Data for the task:

--

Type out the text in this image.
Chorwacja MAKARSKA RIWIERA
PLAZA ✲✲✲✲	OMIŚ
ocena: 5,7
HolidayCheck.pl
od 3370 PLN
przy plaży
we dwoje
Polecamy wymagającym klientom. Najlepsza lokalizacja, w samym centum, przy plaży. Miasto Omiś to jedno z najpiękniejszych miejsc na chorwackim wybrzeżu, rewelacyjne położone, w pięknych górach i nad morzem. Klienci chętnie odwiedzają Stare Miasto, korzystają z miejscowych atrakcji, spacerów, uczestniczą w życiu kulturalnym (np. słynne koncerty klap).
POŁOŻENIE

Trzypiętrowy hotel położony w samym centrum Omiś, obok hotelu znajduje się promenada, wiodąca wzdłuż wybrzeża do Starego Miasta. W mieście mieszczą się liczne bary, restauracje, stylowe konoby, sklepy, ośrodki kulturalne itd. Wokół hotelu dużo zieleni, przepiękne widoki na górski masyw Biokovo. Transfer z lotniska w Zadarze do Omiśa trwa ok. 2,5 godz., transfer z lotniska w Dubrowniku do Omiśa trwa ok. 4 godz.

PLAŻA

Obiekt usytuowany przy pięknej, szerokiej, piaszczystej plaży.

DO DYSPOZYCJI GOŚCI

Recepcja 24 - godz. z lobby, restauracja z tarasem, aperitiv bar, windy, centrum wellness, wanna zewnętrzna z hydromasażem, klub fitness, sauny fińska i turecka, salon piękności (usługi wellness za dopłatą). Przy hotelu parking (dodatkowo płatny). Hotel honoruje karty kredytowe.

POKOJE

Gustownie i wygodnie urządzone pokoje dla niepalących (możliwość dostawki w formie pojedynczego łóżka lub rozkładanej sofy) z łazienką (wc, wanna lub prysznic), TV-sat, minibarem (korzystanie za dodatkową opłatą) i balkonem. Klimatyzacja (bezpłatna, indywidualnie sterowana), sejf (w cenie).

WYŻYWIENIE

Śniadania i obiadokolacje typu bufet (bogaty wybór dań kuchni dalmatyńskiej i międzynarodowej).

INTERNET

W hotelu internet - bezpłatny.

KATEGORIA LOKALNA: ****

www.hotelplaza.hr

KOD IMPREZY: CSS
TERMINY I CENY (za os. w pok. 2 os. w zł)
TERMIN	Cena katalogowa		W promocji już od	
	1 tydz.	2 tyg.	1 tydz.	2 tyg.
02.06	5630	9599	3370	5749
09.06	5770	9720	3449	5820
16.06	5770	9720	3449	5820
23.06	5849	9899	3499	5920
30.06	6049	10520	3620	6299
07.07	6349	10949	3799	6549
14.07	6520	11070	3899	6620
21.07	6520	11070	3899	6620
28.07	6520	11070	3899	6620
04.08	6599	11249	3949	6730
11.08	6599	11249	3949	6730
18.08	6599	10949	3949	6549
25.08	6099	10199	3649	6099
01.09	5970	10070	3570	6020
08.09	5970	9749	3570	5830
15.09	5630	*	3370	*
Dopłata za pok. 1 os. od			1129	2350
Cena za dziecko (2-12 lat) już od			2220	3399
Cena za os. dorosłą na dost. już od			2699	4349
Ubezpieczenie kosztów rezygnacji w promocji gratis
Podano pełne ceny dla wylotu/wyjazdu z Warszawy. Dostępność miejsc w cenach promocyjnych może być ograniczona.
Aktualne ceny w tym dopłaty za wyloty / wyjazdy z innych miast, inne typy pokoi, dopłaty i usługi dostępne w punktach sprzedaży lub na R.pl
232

--

Do this: Write out the full listing, keeping every line exactly as it is.

Finished answer:
Type out the text in this image.
Chorwacja MAKARSKA RIWIERA
PLAZA ✲✲✲✲	OMIŚ
ocena: 5,7
HolidayCheck.pl
od 3370 PLN
przy plaży
we dwoje
Polecamy wymagającym klientom. Najlepsza lokalizacja, w samym centum, przy plaży. Miasto Omiś to jedno z najpiękniejszych miejsc na chorwackim wybrzeżu, rewelacyjne położone, w pięknych górach i nad morzem. Klienci chętnie odwiedzają Stare Miasto, korzystają z miejscowych atrakcji, spacerów, uczestniczą w życiu kulturalnym (np. słynne koncerty klap).
POŁOŻENIE

Trzypiętrowy hotel położony w samym centrum Omiś, obok hotelu znajduje się promenada, wiodąca wzdłuż wybrzeża do Starego Miasta. W mieście mieszczą się liczne bary, restauracje, stylowe konoby, sklepy, ośrodki kulturalne itd. Wokół hotelu dużo zieleni, przepiękne widoki na górski masyw Biokovo. Transfer z lotniska w Zadarze do Omiśa trwa ok. 2,5 godz., transfer z lotniska w Dubrowniku do Omiśa trwa ok. 4 godz.

PLAŻA

Obiekt usytuowany przy pięknej, szerokiej, piaszczystej plaży.

DO DYSPOZYCJI GOŚCI

Recepcja 24 - godz. z lobby, restauracja z tarasem, aperitiv bar, windy, centrum wellness, wanna zewnętrzna z hydromasażem, klub fitness, sauny fińska i turecka, salon piękności (usługi wellness za dopłatą). Przy hotelu parking (dodatkowo płatny). Hotel honoruje karty kredytowe.

POKOJE

Gustownie i wygodnie urządzone pokoje dla niepalących (możliwość dostawki w formie pojedynczego łóżka lub rozkładanej sofy) z łazienką (wc, wanna lub prysznic), TV-sat, minibarem (korzystanie za dodatkową opłatą) i balkonem. Klimatyzacja (bezpłatna, indywidualnie sterowana), sejf (w cenie).

WYŻYWIENIE

Śniadania i obiadokolacje typu bufet (bogaty wybór dań kuchni dalmatyńskiej i międzynarodowej).

INTERNET

W hotelu internet - bezpłatny.

KATEGORIA LOKALNA: ****

www.hotelplaza.hr

KOD IMPREZY: CSS
TERMINY I CENY (za os. w pok. 2 os. w zł)
TERMIN	Cena katalogowa		W promocji już od	
	1 tydz.	2 tyg.	1 tydz.	2 tyg.
02.06	5630	9599	3370	5749
09.06	5770	9720	3449	5820
16.06	5770	9720	3449	5820
23.06	5849	9899	3499	5920
30.06	6049	10520	3620	6299
07.07	6349	10949	3799	6549
14.07	6520	11070	3899	6620
21.07	6520	11070	3899	6620
28.07	6520	11070	3899	6620
04.08	6599	11249	3949	6730
11.08	6599	11249	3949	6730
18.08	6599	10949	3949	6549
25.08	6099	10199	3649	6099
01.09	5970	10070	3570	6020
08.09	5970	9749	3570	5830
15.09	5630	*	3370	*
Dopłata za pok. 1 os. od			1129	2350
Cena za dziecko (2-12 lat) już od			2220	3399
Cena za os. dorosłą na dost. już od			2699	4349
Ubezpieczenie kosztów rezygnacji w promocji gratis
Podano pełne ceny dla wylotu/wyjazdu z Warszawy. Dostępność miejsc w cenach promocyjnych może być ograniczona.
Aktualne ceny w tym dopłaty za wyloty / wyjazdy z innych miast, inne typy pokoi, dopłaty i usługi dostępne w punktach sprzedaży lub na R.pl
232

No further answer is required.